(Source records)

+ + + +

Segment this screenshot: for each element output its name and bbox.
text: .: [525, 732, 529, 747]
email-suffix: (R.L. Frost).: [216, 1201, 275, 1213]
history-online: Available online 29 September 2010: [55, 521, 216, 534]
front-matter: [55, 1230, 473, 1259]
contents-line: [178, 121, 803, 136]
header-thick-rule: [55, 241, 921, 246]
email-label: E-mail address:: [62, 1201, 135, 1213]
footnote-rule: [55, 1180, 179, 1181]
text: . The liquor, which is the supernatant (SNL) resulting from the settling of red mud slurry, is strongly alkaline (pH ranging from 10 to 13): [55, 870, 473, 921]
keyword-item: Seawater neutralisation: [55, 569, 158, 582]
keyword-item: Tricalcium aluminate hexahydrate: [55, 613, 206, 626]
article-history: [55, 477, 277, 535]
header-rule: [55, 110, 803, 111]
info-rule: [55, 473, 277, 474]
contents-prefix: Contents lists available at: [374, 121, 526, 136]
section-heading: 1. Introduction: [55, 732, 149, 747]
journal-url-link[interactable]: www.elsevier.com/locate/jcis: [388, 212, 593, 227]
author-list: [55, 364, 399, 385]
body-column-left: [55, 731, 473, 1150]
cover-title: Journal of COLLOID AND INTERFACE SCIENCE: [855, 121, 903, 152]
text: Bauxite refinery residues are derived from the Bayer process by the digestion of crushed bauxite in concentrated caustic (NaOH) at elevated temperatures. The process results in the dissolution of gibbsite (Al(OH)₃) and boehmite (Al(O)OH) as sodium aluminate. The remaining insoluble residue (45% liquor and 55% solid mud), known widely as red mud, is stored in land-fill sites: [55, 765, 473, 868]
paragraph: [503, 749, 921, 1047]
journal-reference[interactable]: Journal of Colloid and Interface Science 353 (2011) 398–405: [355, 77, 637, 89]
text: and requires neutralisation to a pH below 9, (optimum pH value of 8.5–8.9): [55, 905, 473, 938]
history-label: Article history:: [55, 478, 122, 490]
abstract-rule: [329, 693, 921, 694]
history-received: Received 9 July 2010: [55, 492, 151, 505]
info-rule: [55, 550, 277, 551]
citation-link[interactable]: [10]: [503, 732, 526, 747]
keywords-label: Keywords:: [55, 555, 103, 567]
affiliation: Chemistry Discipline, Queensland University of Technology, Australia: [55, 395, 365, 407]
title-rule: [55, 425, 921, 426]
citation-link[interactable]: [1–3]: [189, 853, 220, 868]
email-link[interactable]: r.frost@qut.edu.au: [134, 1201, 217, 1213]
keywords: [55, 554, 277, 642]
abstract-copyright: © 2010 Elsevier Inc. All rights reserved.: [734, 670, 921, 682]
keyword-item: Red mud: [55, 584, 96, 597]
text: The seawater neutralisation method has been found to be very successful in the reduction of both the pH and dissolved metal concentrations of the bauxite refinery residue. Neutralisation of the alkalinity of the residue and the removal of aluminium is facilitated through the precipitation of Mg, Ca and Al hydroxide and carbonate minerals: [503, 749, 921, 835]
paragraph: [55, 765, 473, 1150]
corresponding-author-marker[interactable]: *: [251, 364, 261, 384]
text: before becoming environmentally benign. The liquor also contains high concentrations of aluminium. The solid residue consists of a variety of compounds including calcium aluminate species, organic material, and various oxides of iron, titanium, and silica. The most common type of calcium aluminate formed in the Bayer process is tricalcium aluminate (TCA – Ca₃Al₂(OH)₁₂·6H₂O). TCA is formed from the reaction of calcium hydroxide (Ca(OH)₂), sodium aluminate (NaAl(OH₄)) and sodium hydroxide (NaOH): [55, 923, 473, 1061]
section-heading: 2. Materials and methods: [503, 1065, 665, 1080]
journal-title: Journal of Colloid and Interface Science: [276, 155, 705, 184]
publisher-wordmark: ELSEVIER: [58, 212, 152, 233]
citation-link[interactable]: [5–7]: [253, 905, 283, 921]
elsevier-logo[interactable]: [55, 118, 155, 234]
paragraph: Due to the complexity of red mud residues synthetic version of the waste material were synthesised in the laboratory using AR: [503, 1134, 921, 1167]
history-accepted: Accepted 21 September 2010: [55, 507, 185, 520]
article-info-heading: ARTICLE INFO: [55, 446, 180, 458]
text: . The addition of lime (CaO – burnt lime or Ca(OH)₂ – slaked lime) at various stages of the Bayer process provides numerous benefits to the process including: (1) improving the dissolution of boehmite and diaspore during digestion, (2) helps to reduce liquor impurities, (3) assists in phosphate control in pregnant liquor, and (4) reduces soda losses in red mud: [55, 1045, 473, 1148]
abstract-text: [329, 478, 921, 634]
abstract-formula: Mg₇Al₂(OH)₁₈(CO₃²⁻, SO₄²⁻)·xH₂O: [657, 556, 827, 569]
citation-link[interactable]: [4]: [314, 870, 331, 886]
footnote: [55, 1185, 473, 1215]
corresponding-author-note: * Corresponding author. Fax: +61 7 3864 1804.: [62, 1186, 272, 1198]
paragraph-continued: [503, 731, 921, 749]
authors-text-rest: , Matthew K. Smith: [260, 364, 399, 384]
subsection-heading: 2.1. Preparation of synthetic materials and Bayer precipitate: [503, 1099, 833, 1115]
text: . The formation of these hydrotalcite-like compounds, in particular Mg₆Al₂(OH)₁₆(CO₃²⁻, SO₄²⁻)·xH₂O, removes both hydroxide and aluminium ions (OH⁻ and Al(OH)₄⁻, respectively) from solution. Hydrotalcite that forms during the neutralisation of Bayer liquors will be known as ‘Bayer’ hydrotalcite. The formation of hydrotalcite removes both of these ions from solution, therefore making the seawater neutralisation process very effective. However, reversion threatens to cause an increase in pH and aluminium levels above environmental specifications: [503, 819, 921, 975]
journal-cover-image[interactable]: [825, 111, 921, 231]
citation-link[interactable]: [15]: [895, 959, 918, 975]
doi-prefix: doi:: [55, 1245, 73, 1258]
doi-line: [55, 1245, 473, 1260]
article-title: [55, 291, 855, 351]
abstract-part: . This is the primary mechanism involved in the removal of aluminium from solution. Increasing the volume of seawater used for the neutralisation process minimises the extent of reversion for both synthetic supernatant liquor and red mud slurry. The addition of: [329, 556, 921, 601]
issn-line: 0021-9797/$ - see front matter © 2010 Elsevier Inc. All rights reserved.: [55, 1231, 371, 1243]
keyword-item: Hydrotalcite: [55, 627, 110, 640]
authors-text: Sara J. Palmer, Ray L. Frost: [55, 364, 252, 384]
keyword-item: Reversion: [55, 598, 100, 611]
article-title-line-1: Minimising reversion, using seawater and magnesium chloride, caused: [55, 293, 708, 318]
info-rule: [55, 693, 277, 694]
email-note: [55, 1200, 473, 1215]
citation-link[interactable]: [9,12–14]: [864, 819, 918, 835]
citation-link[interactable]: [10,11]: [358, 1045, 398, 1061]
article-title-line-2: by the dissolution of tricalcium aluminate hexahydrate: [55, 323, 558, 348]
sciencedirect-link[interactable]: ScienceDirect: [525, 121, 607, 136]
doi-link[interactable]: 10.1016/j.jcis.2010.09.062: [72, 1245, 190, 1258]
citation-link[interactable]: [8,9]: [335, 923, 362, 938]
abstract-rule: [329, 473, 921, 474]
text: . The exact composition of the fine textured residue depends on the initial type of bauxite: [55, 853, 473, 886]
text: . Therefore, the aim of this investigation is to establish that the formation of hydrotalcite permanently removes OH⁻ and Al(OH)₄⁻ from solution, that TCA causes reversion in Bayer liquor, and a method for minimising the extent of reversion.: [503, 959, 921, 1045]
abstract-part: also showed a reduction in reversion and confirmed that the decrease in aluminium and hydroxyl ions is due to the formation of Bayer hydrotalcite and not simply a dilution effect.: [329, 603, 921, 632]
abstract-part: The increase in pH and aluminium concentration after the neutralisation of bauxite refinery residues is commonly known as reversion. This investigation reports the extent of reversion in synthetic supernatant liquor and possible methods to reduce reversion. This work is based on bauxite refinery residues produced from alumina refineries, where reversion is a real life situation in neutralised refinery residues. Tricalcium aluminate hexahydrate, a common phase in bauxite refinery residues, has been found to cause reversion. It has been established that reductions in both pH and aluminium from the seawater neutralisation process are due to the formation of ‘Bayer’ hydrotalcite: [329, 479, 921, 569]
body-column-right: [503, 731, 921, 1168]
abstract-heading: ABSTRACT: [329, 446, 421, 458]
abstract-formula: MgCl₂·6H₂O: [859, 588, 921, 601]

+ + + +

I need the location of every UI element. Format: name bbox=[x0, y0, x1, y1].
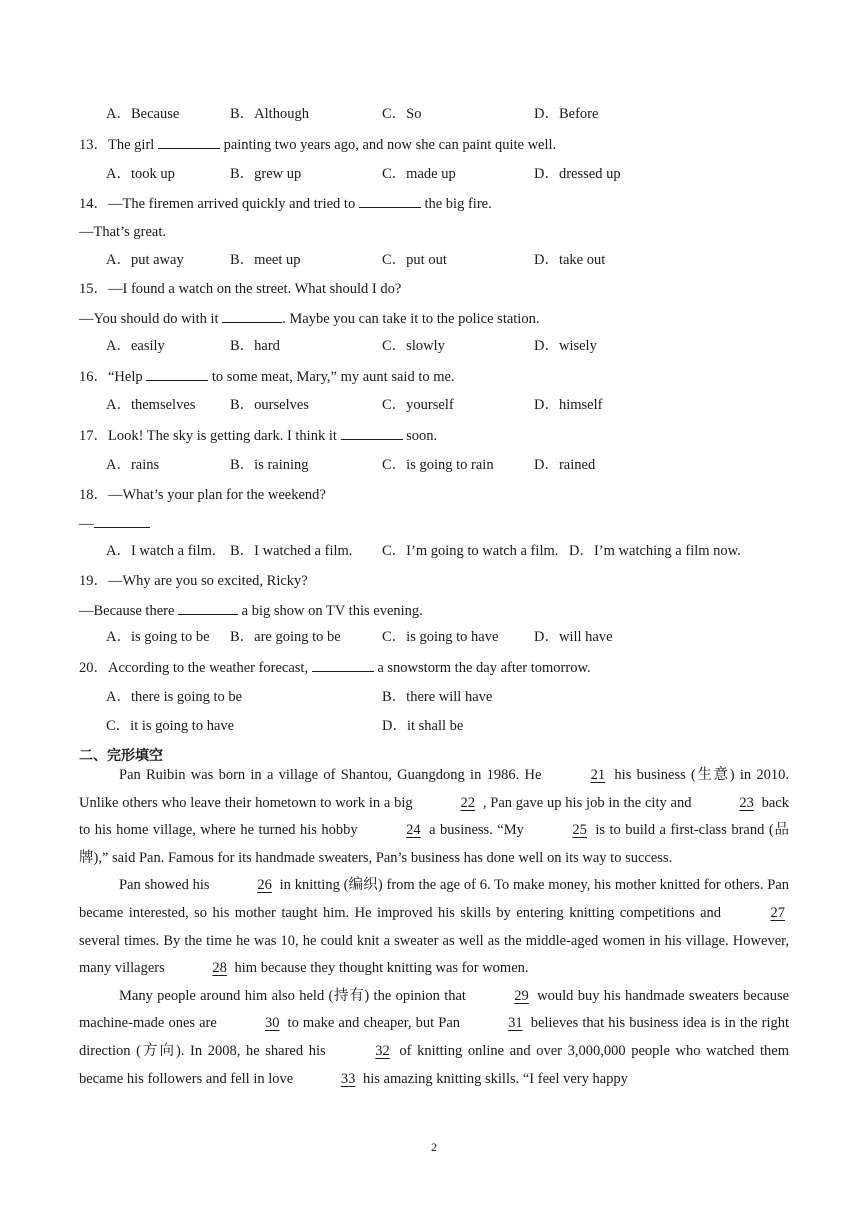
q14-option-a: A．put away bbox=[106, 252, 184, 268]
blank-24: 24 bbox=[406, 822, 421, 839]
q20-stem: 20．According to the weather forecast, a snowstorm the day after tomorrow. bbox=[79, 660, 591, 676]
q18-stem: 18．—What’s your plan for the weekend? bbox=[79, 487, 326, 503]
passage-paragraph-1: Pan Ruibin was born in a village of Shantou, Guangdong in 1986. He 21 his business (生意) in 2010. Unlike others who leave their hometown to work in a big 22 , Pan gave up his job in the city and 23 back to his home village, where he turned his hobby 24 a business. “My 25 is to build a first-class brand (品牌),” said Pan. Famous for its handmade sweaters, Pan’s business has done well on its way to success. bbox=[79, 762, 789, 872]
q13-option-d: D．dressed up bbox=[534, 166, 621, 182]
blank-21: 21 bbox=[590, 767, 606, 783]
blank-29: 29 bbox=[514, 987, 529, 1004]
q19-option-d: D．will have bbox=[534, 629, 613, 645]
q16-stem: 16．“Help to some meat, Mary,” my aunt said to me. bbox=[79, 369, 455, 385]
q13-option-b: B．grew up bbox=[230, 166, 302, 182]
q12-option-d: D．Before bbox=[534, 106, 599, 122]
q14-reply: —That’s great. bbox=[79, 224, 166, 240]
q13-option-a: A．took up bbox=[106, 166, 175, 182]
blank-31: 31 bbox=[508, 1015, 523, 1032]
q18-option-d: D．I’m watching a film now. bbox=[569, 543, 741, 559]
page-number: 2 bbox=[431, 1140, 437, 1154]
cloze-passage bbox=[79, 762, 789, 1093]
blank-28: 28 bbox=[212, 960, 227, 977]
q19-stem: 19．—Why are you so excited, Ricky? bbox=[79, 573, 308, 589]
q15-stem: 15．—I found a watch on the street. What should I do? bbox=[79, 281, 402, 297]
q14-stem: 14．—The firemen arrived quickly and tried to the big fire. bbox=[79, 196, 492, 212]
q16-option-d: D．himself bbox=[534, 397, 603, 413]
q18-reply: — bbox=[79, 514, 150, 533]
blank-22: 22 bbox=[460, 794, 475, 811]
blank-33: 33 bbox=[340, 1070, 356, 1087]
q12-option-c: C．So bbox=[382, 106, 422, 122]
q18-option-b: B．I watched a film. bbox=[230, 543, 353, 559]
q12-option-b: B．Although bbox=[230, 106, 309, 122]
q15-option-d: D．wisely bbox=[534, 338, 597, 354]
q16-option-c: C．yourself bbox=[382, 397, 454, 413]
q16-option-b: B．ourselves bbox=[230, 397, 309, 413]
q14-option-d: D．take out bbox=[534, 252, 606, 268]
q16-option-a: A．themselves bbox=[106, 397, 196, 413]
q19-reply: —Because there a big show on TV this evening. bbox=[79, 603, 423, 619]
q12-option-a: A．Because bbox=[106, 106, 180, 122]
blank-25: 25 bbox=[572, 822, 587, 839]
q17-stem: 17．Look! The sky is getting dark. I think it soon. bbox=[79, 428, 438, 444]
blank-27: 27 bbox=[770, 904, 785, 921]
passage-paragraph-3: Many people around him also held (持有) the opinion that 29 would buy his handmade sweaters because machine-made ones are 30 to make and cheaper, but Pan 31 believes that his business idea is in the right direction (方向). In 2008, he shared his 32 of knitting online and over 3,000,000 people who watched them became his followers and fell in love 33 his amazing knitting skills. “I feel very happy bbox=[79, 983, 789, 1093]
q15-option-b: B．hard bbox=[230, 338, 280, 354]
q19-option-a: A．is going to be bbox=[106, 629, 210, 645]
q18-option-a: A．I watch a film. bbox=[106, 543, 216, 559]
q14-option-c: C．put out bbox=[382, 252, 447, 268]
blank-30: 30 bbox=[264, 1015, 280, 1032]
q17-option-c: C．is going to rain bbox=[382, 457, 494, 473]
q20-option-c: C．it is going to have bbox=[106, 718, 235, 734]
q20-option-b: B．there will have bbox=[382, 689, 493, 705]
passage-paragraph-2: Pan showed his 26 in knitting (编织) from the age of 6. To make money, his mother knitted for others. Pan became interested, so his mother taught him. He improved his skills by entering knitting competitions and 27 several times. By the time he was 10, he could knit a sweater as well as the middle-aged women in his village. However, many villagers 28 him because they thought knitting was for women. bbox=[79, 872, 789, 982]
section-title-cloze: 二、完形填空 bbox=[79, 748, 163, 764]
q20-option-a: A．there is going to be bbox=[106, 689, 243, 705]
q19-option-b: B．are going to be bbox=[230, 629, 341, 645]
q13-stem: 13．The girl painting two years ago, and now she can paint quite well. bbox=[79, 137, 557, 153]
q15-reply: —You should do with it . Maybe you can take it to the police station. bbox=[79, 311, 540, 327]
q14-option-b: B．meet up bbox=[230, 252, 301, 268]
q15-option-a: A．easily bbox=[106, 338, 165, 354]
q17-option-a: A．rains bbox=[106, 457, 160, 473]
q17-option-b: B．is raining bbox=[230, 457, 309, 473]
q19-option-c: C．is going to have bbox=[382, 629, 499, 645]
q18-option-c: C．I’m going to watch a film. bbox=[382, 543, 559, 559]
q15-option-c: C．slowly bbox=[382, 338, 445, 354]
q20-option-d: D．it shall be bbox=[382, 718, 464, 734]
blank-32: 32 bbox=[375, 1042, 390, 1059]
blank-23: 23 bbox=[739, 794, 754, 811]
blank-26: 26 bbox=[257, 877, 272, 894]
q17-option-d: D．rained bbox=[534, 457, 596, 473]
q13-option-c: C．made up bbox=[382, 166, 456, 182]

+ + + +

> TO DO:
Write out again every item from the one containing "q14-option-a: A．put away" down through the one containing "q18-stem: 18．—What’s your", replacing "snowstorm" with "rainstorm" and keeping everything else the same.

> THE COMPLETED TASK:
q14-option-a: A．put away bbox=[106, 252, 184, 268]
blank-24: 24 bbox=[406, 822, 421, 839]
q20-stem: 20．According to the weather forecast, a rainstorm the day after tomorrow. bbox=[79, 660, 591, 676]
q18-stem: 18．—What’s your plan for the weekend? bbox=[79, 487, 326, 503]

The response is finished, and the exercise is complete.